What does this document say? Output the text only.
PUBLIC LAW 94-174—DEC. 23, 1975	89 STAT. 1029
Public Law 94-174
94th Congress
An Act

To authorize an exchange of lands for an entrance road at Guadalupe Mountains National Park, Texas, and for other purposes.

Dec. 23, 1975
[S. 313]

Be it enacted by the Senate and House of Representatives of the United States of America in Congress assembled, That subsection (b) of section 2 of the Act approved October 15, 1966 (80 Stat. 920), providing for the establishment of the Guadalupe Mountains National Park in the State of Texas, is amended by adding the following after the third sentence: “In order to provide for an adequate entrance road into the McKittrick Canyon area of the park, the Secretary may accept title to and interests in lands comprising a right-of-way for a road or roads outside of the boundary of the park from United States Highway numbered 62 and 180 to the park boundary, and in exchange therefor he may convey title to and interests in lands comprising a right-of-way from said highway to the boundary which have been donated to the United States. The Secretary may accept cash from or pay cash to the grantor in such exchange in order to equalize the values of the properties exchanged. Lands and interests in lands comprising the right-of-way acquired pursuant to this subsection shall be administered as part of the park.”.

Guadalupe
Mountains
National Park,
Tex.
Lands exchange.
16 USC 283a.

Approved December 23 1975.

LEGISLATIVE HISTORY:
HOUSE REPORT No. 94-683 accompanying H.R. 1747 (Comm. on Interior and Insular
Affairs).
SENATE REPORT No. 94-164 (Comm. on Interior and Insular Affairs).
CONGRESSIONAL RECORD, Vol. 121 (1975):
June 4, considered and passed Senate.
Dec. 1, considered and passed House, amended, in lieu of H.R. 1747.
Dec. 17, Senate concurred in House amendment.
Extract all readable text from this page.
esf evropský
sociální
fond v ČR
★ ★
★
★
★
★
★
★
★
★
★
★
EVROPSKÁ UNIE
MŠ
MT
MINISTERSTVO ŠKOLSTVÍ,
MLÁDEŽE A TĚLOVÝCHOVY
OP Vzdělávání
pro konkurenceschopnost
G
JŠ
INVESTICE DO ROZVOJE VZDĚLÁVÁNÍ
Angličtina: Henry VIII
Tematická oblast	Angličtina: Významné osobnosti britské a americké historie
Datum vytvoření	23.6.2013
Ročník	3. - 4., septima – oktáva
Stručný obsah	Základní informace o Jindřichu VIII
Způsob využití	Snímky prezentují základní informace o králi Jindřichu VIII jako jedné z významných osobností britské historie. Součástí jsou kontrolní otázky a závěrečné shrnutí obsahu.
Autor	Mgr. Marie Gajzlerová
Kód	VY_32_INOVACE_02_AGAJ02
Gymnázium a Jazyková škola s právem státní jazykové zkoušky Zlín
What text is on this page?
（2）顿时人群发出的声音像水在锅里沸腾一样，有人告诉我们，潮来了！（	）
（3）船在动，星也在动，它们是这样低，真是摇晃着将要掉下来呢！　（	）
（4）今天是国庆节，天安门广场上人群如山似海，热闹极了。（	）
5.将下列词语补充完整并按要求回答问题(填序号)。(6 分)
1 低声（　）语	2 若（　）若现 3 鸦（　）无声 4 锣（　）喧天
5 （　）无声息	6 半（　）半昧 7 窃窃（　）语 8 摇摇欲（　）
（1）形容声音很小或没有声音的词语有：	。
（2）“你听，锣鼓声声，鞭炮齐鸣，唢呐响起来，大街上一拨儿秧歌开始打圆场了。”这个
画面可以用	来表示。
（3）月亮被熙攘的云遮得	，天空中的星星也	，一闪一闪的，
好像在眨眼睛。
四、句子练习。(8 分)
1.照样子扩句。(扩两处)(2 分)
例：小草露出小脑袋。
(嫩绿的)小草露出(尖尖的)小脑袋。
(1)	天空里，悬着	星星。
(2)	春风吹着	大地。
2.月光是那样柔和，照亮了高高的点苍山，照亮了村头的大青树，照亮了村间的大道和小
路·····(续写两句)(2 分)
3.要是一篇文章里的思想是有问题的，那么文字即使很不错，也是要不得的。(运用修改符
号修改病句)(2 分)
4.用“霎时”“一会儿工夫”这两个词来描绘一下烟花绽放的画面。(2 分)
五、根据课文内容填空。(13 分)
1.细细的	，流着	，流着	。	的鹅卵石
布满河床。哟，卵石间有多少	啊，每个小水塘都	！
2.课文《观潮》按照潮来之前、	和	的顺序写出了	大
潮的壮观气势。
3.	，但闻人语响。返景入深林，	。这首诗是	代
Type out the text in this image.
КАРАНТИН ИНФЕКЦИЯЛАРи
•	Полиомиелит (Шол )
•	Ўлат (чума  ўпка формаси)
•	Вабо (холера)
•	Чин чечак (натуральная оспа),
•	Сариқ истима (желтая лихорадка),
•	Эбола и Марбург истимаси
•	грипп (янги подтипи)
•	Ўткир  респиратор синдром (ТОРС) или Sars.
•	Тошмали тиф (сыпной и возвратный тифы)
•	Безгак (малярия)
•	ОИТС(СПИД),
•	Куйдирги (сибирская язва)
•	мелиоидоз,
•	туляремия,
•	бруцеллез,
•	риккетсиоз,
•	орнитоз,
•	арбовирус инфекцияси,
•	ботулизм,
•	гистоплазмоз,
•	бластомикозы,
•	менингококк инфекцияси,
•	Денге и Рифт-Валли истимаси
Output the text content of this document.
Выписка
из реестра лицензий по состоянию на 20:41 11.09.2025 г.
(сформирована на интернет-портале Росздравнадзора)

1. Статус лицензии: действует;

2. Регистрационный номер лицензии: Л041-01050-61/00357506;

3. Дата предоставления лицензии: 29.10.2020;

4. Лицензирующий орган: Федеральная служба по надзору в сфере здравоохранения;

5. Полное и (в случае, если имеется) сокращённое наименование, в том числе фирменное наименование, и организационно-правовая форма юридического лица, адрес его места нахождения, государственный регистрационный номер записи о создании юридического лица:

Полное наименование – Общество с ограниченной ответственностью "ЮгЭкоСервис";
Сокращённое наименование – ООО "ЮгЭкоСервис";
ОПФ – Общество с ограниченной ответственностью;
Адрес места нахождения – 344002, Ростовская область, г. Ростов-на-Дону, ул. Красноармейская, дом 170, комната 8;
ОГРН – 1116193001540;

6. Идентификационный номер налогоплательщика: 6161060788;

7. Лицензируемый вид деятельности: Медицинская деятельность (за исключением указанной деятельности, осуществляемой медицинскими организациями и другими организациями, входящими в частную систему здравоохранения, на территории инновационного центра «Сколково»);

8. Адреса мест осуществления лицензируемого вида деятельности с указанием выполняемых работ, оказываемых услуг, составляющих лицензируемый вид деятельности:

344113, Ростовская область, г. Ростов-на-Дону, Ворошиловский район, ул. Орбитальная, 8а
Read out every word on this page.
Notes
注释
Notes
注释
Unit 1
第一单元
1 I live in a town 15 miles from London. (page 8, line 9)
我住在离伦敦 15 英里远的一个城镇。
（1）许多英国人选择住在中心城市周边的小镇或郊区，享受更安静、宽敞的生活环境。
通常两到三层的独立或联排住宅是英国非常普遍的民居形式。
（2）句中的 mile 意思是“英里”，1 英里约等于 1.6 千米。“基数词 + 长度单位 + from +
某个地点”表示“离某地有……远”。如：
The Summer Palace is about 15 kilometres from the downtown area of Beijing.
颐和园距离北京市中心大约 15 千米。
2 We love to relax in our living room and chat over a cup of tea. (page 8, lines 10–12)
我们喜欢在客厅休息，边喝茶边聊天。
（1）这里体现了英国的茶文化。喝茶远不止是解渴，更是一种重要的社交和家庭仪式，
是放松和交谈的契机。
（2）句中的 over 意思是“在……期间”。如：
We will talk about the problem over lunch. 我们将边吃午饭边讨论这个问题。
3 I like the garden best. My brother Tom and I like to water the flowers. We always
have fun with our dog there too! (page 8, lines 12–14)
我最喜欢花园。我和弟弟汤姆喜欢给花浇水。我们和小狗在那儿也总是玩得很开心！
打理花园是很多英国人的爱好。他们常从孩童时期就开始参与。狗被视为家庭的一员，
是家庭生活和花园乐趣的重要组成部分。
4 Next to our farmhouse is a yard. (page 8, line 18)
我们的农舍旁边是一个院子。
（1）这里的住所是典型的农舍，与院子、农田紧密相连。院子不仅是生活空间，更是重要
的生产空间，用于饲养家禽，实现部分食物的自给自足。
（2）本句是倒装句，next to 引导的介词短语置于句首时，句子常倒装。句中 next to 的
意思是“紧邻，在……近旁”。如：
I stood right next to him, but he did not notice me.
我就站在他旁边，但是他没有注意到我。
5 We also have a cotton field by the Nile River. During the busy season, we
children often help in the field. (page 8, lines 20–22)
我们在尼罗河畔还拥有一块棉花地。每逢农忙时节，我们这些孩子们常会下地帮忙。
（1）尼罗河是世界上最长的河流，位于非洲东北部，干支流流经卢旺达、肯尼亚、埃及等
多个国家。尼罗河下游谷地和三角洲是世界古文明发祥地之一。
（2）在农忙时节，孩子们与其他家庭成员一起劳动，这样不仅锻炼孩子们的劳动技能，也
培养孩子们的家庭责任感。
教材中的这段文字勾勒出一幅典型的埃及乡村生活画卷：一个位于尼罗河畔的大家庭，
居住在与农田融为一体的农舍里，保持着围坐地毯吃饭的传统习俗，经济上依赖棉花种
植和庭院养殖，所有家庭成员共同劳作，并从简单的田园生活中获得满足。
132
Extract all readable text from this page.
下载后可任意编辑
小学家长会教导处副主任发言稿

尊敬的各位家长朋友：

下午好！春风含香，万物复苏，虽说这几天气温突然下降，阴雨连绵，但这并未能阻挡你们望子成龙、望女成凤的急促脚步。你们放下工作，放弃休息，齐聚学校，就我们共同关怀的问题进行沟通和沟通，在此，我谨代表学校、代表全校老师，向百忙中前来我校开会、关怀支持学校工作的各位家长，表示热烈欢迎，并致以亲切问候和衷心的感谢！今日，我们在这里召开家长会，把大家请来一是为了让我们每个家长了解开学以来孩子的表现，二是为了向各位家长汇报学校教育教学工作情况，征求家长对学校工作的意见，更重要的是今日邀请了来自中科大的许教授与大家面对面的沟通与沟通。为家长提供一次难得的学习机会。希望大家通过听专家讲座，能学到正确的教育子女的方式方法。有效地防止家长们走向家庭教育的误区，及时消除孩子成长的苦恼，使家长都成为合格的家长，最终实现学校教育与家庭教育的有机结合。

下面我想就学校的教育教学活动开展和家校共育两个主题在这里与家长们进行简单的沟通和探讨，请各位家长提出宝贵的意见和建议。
********
### SET TASK:
Pick out the lines above containing the word "Ростов", then copy them.

### COMPLETED EXERCISE:
Адрес места нахождения – 344002, Ростовская область, г. Ростов-на-Дону, ул. Красноармейская, дом 170, комната 8;
344113, Ростовская область, г. Ростов-на-Дону, Ворошиловский район, ул. Орбитальная, 8а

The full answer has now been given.